Dataset items:

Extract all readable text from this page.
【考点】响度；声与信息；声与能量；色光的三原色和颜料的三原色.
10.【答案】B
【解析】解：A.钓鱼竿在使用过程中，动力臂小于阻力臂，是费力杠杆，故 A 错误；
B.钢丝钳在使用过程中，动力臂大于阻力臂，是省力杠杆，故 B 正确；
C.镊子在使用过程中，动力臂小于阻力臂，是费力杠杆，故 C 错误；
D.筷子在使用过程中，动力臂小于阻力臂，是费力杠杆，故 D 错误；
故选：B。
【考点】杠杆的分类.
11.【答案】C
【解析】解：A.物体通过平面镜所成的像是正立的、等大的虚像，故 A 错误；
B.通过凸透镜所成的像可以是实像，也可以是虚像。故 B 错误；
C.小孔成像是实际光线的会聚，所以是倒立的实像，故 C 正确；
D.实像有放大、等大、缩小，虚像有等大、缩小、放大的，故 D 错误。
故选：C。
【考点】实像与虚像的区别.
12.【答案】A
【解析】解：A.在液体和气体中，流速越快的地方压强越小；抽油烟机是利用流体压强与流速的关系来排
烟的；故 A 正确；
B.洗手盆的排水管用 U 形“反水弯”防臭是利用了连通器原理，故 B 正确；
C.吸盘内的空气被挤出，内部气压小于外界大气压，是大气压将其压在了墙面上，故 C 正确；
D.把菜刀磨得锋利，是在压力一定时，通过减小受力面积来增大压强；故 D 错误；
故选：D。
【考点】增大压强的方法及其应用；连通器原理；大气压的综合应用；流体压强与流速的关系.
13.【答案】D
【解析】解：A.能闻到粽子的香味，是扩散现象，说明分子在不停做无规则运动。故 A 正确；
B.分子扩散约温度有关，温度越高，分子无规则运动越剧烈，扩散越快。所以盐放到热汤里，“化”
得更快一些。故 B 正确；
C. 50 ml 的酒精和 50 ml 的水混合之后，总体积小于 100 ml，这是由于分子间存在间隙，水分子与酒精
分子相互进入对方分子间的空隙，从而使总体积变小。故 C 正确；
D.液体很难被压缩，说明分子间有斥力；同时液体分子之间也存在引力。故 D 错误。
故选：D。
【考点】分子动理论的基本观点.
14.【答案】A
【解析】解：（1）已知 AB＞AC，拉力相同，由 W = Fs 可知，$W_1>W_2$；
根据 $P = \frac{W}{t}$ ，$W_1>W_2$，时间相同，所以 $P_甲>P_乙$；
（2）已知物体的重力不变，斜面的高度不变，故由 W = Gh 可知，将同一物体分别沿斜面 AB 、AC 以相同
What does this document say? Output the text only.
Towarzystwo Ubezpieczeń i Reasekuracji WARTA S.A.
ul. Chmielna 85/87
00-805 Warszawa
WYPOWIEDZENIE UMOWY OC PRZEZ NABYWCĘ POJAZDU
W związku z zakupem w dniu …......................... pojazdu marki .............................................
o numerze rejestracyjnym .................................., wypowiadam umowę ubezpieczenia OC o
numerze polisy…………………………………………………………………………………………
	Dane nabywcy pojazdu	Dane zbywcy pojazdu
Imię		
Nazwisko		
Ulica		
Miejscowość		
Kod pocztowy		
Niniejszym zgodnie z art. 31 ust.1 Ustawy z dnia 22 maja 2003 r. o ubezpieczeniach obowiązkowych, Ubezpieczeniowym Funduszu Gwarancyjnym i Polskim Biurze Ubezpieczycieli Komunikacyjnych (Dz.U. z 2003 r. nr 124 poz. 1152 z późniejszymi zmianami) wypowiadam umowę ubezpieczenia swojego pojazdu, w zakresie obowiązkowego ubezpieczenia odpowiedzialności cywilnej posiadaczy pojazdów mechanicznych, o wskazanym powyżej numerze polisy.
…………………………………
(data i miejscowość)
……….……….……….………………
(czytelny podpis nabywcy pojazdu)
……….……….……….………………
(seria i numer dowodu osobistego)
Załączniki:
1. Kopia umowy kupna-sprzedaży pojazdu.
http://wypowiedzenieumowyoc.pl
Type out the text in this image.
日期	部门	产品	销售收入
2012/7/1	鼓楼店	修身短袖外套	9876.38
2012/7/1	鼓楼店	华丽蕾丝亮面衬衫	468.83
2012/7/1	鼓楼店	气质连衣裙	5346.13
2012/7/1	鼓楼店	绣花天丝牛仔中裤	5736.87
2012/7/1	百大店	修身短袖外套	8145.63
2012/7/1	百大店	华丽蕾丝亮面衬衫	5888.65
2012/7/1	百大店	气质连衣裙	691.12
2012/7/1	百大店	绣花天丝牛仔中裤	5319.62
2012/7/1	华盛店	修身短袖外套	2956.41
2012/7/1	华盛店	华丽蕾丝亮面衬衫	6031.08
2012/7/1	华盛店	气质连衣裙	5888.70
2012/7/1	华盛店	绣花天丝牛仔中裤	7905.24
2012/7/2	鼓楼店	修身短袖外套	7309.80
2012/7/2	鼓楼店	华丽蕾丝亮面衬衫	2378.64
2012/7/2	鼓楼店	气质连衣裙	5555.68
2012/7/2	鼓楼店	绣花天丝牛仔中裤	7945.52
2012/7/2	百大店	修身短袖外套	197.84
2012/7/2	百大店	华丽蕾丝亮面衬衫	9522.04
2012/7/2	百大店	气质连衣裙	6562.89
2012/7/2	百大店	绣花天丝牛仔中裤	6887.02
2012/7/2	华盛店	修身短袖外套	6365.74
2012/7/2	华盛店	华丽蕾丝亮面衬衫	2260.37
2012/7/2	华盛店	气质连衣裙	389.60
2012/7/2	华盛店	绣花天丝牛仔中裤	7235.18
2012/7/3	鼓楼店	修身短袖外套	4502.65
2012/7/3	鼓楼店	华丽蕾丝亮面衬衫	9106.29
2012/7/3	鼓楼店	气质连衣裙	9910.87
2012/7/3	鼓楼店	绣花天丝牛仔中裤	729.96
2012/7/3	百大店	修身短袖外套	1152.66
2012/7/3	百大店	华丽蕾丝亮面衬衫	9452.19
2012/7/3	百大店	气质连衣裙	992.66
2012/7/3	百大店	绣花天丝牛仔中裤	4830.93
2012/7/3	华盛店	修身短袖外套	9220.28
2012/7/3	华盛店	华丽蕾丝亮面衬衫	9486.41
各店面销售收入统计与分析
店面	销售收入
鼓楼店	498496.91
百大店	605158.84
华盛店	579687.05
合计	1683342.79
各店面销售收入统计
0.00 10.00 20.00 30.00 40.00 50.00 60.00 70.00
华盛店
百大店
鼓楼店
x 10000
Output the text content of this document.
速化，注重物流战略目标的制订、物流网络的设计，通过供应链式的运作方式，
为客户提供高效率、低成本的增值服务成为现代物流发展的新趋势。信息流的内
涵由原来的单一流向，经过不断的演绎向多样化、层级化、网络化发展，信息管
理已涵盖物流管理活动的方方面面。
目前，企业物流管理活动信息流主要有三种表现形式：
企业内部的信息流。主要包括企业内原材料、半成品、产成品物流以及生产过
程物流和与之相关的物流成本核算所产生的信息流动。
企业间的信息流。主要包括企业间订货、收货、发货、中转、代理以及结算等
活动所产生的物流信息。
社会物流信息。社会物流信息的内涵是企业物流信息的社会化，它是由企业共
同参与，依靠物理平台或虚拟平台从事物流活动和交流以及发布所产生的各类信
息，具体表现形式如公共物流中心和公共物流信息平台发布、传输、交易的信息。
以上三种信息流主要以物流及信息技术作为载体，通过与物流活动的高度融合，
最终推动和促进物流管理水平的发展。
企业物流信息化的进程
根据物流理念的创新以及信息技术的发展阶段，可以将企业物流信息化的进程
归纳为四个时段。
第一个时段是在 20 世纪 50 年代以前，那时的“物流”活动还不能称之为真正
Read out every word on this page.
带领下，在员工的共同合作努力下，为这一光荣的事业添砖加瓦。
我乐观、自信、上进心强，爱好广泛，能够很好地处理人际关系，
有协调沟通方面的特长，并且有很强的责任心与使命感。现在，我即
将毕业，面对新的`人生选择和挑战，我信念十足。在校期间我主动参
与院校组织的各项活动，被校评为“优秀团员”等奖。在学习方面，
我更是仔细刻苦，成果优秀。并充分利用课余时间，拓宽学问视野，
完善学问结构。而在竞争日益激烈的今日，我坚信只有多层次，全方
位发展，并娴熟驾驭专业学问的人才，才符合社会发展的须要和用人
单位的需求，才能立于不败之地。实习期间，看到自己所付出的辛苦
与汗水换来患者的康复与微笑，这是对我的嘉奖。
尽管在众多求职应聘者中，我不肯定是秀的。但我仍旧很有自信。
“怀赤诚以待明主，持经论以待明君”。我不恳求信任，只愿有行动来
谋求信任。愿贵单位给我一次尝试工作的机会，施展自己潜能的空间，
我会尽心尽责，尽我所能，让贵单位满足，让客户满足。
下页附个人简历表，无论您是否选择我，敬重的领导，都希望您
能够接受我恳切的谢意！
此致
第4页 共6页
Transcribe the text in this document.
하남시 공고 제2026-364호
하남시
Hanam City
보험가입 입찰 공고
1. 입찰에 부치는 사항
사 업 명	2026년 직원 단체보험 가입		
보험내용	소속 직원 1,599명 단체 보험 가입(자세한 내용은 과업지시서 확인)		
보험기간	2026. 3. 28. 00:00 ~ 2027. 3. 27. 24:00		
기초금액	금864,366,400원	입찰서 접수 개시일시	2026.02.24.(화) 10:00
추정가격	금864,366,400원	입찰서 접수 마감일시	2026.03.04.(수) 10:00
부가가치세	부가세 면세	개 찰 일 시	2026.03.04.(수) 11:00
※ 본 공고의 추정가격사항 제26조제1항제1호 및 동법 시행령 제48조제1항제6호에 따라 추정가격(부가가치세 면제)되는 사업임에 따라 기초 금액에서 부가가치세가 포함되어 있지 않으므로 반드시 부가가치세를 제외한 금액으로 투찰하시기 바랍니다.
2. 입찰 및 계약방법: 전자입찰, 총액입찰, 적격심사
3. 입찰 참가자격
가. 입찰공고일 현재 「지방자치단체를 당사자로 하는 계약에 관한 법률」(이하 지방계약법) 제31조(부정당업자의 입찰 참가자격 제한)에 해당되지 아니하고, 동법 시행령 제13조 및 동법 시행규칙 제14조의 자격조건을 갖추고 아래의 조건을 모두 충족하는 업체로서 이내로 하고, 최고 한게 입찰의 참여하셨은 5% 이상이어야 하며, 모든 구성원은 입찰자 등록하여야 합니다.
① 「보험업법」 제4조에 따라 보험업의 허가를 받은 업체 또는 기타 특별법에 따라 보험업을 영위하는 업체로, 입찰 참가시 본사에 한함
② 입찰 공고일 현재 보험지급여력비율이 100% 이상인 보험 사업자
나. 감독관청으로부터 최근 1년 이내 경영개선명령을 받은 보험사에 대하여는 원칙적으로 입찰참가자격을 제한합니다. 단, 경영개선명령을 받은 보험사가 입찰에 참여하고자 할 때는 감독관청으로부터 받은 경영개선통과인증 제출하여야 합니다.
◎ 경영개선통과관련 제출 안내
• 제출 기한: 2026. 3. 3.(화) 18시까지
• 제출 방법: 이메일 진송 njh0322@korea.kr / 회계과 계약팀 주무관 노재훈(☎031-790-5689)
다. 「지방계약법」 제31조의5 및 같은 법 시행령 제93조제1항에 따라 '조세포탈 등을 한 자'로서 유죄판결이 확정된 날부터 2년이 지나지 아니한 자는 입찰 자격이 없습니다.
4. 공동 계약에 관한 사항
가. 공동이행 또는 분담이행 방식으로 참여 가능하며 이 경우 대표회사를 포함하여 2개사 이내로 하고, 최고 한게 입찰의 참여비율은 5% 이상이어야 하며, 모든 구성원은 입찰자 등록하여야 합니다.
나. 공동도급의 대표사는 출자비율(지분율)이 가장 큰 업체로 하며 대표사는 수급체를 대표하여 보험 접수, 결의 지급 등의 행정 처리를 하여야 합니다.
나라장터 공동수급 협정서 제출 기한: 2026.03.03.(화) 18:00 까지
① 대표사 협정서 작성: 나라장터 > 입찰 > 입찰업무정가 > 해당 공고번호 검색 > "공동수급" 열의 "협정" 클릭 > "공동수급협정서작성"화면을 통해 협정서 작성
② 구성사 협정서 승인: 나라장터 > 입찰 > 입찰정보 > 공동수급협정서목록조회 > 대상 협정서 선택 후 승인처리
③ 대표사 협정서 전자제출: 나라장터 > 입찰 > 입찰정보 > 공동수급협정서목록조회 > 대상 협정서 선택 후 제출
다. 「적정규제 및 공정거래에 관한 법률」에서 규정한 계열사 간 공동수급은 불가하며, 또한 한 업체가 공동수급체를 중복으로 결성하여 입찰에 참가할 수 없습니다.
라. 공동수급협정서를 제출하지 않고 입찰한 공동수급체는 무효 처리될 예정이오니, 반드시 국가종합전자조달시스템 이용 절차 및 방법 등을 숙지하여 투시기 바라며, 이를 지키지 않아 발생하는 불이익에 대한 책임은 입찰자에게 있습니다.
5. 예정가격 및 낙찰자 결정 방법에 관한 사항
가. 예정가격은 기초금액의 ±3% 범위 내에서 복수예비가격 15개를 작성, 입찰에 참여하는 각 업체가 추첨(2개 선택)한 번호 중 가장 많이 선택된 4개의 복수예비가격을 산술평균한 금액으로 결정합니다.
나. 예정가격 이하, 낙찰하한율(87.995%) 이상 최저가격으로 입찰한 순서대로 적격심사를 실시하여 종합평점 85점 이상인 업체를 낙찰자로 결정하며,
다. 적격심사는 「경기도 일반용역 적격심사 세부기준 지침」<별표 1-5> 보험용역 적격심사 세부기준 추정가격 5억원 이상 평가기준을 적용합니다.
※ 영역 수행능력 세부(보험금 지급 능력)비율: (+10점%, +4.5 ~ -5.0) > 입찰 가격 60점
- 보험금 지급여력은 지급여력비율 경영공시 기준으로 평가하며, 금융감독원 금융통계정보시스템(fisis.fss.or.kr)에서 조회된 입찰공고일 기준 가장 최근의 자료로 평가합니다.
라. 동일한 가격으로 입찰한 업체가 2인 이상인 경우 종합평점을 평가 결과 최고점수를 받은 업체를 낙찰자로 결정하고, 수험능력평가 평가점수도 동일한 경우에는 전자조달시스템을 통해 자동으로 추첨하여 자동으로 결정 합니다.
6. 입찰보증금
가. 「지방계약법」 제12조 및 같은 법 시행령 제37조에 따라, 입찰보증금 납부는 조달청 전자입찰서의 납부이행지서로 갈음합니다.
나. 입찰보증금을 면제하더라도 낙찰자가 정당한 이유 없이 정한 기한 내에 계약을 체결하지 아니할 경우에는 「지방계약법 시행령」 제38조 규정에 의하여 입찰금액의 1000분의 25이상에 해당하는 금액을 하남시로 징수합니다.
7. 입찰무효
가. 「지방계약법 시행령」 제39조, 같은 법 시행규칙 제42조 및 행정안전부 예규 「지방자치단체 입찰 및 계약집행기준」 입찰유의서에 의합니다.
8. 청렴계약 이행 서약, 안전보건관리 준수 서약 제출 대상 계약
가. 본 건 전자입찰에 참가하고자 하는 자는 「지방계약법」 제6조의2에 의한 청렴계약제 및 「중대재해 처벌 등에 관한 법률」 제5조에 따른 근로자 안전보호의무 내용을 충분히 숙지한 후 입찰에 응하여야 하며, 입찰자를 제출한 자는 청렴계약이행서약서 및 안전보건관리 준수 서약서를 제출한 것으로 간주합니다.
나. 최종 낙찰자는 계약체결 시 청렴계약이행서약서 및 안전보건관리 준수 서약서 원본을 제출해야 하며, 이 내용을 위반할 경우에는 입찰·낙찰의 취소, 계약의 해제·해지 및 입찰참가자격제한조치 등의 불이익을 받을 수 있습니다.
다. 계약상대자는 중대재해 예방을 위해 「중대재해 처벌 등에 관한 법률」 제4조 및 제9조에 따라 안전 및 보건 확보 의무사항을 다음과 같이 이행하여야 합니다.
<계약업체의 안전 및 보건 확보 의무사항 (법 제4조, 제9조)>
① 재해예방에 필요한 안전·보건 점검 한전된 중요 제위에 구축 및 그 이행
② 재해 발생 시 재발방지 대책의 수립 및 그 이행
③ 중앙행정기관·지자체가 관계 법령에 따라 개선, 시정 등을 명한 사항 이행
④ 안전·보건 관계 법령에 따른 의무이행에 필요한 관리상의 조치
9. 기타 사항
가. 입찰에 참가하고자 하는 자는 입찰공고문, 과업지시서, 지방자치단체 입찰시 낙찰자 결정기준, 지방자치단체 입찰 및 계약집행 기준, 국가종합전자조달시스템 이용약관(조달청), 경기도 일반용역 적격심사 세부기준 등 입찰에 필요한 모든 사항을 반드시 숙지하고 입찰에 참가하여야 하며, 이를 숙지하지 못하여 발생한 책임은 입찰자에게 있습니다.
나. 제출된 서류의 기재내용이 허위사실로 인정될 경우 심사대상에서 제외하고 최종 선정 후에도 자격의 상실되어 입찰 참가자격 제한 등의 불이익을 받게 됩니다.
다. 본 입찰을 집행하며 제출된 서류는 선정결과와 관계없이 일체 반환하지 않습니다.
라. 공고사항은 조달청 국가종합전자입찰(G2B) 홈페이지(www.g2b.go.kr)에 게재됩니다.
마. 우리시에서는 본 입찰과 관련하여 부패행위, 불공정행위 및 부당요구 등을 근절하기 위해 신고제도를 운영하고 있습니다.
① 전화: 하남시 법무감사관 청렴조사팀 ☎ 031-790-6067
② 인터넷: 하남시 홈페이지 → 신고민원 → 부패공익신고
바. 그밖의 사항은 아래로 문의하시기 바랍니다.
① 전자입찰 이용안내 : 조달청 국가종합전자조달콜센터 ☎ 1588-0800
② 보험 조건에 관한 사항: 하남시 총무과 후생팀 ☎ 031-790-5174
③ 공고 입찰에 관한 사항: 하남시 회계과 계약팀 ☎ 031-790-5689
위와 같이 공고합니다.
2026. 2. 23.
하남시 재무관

→ **DIRECTIONS**: Copy out the lines in which the string "일반용역" appears.

→ **WRITTEN SOLUTION**:
다. 적격심사는 「경기도 일반용역 적격심사 세부기준 지침」<별표 1-5> 보험용역 적격심사 세부기준 추정가격 5억원 이상 평가기준을 적용합니다.
가. 입찰에 참가하고자 하는 자는 입찰공고문, 과업지시서, 지방자치단체 입찰시 낙찰자 결정기준, 지방자치단체 입찰 및 계약집행 기준, 국가종합전자조달시스템 이용약관(조달청), 경기도 일반용역 적격심사 세부기준 등 입찰에 필요한 모든 사항을 반드시 숙지하고 입찰에 참가하여야 하며, 이를 숙지하지 못하여 발생한 책임은 입찰자에게 있습니다.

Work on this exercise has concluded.